• What you are asked to do
Below is a set of records; restate each one word for word.

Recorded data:

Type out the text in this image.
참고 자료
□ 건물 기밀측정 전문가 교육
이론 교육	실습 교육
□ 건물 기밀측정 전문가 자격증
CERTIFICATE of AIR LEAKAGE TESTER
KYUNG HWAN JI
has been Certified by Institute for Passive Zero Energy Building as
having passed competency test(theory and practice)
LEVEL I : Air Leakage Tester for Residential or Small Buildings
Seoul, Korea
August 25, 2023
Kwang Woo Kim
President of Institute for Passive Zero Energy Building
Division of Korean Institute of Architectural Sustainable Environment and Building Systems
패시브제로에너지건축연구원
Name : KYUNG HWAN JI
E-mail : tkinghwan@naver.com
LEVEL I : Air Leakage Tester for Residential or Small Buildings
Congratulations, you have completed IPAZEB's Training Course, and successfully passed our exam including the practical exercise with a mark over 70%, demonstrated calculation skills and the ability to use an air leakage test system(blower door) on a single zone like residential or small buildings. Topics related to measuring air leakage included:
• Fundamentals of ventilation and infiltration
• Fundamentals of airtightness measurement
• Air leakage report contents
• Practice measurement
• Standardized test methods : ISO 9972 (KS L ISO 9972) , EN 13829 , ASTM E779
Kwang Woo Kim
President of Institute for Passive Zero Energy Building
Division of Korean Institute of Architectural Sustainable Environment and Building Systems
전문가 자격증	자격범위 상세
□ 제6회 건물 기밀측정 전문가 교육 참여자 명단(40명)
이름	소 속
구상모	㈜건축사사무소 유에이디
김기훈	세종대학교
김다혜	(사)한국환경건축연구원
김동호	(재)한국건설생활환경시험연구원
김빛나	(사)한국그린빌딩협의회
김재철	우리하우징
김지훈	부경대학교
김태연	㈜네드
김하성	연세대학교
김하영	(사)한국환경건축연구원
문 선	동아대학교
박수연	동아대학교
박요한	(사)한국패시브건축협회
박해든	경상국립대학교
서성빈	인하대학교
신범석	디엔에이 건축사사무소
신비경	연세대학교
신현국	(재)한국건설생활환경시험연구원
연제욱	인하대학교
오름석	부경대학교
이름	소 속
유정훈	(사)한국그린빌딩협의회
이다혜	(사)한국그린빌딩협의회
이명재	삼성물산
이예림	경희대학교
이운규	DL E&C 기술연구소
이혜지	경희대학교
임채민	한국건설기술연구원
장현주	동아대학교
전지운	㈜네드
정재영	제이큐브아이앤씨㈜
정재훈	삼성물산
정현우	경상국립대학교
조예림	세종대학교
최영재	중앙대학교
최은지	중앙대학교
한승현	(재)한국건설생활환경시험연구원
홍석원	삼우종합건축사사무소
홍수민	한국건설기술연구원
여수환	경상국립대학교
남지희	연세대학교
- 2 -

• Correct result
Type out the text in this image.
참고 자료
□ 건물 기밀측정 전문가 교육
이론 교육	실습 교육
□ 건물 기밀측정 전문가 자격증
CERTIFICATE of AIR LEAKAGE TESTER
KYUNG HWAN JI
has been Certified by Institute for Passive Zero Energy Building as
having passed competency test(theory and practice)
LEVEL I : Air Leakage Tester for Residential or Small Buildings
Seoul, Korea
August 25, 2023
Kwang Woo Kim
President of Institute for Passive Zero Energy Building
Division of Korean Institute of Architectural Sustainable Environment and Building Systems
패시브제로에너지건축연구원
Name : KYUNG HWAN JI
E-mail : tkinghwan@naver.com
LEVEL I : Air Leakage Tester for Residential or Small Buildings
Congratulations, you have completed IPAZEB's Training Course, and successfully passed our exam including the practical exercise with a mark over 70%, demonstrated calculation skills and the ability to use an air leakage test system(blower door) on a single zone like residential or small buildings. Topics related to measuring air leakage included:
• Fundamentals of ventilation and infiltration
• Fundamentals of airtightness measurement
• Air leakage report contents
• Practice measurement
• Standardized test methods : ISO 9972 (KS L ISO 9972) , EN 13829 , ASTM E779
Kwang Woo Kim
President of Institute for Passive Zero Energy Building
Division of Korean Institute of Architectural Sustainable Environment and Building Systems
전문가 자격증	자격범위 상세
□ 제6회 건물 기밀측정 전문가 교육 참여자 명단(40명)
이름	소 속
구상모	㈜건축사사무소 유에이디
김기훈	세종대학교
김다혜	(사)한국환경건축연구원
김동호	(재)한국건설생활환경시험연구원
김빛나	(사)한국그린빌딩협의회
김재철	우리하우징
김지훈	부경대학교
김태연	㈜네드
김하성	연세대학교
김하영	(사)한국환경건축연구원
문 선	동아대학교
박수연	동아대학교
박요한	(사)한국패시브건축협회
박해든	경상국립대학교
서성빈	인하대학교
신범석	디엔에이 건축사사무소
신비경	연세대학교
신현국	(재)한국건설생활환경시험연구원
연제욱	인하대학교
오름석	부경대학교
이름	소 속
유정훈	(사)한국그린빌딩협의회
이다혜	(사)한국그린빌딩협의회
이명재	삼성물산
이예림	경희대학교
이운규	DL E&C 기술연구소
이혜지	경희대학교
임채민	한국건설기술연구원
장현주	동아대학교
전지운	㈜네드
정재영	제이큐브아이앤씨㈜
정재훈	삼성물산
정현우	경상국립대학교
조예림	세종대학교
최영재	중앙대학교
최은지	중앙대학교
한승현	(재)한국건설생활환경시험연구원
홍석원	삼우종합건축사사무소
홍수민	한국건설기술연구원
여수환	경상국립대학교
남지희	연세대학교
- 2 -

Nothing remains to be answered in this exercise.